Data to use:
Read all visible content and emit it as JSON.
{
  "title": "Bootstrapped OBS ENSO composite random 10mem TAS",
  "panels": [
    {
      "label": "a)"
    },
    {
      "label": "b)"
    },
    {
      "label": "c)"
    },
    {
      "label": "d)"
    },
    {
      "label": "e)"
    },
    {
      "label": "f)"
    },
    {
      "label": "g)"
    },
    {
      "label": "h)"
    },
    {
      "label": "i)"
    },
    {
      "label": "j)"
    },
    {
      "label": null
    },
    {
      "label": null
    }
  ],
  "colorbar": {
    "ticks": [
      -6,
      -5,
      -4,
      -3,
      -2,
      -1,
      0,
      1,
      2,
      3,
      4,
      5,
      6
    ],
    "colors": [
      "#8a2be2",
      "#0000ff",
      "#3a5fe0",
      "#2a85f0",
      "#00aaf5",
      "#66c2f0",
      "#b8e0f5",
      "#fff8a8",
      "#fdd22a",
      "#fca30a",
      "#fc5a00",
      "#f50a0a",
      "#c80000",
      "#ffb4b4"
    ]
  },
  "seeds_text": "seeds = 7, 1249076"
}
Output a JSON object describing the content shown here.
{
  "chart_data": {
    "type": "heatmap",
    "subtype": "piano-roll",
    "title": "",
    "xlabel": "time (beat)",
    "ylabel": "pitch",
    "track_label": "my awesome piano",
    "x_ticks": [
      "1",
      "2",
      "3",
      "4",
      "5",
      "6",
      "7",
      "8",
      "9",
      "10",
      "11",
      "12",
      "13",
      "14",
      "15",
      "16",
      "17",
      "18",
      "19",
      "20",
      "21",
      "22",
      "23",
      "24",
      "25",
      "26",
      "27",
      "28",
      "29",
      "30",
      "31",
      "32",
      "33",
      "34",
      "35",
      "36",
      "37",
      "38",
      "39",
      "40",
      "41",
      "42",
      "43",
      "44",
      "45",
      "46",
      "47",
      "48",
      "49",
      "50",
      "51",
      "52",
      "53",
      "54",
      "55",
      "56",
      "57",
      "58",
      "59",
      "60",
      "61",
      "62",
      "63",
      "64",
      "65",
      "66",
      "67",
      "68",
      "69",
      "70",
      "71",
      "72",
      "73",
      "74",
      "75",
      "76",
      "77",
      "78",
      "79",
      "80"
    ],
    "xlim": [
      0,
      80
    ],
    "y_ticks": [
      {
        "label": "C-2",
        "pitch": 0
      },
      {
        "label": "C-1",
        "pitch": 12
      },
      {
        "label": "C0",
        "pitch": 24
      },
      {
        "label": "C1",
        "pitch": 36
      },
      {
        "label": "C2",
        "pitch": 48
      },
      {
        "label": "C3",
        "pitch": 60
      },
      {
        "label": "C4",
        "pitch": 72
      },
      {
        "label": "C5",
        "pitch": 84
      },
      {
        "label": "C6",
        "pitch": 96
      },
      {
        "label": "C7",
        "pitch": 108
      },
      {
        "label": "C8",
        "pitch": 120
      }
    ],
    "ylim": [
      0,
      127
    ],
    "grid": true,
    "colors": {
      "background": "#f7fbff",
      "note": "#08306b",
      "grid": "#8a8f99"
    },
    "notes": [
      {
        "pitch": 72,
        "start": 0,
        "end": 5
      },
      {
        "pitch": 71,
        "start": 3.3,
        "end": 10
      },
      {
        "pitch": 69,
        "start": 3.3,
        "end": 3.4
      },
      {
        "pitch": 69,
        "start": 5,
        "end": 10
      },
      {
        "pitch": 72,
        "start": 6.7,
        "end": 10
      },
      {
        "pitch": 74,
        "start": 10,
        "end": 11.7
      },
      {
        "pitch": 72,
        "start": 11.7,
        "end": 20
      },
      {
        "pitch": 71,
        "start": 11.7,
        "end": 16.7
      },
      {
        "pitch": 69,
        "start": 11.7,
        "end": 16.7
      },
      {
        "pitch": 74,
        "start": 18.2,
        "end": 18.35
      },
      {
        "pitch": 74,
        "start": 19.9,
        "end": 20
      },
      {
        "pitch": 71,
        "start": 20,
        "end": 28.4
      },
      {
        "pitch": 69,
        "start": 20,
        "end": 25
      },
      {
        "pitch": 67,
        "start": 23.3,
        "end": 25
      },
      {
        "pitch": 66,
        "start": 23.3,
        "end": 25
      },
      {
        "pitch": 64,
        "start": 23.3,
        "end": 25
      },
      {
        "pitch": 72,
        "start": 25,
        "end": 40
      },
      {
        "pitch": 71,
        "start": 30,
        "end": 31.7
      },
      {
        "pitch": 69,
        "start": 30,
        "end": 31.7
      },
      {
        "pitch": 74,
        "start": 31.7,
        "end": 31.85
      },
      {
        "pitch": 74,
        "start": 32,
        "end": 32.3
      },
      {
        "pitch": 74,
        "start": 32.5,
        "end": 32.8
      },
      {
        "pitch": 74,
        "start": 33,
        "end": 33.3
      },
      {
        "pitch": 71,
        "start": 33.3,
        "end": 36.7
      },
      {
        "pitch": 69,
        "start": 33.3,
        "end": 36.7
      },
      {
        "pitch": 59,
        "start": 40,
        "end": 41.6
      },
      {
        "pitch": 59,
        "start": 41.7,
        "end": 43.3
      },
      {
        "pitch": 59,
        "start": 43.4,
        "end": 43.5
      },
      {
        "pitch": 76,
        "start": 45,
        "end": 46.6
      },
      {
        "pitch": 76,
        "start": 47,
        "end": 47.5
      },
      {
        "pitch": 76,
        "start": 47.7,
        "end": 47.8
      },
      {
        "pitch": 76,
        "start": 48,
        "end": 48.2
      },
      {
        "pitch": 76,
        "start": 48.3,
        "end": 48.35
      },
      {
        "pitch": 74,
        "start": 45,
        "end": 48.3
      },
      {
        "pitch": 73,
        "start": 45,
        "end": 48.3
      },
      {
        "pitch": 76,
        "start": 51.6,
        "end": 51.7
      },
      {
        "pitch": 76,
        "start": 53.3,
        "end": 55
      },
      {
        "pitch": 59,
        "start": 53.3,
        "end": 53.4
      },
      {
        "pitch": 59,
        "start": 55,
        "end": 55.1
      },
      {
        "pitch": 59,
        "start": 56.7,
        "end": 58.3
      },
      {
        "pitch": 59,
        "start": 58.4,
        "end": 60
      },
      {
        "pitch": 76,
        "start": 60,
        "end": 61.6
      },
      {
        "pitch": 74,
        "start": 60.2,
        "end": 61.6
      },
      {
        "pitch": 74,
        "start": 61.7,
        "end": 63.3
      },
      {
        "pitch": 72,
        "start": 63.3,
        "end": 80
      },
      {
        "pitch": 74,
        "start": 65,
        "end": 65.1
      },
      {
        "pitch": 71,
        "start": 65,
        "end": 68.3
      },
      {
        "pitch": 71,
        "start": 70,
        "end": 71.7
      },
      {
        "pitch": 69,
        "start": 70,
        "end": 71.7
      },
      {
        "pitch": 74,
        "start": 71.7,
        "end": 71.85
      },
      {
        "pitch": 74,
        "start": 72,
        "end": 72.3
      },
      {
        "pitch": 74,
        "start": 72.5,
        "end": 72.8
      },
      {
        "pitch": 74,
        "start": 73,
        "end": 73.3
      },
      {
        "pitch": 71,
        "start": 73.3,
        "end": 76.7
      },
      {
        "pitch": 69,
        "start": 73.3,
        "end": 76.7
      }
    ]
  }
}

What the exercise asks: Write down only how many lines in the listing contain the word "content".

Completed task: 2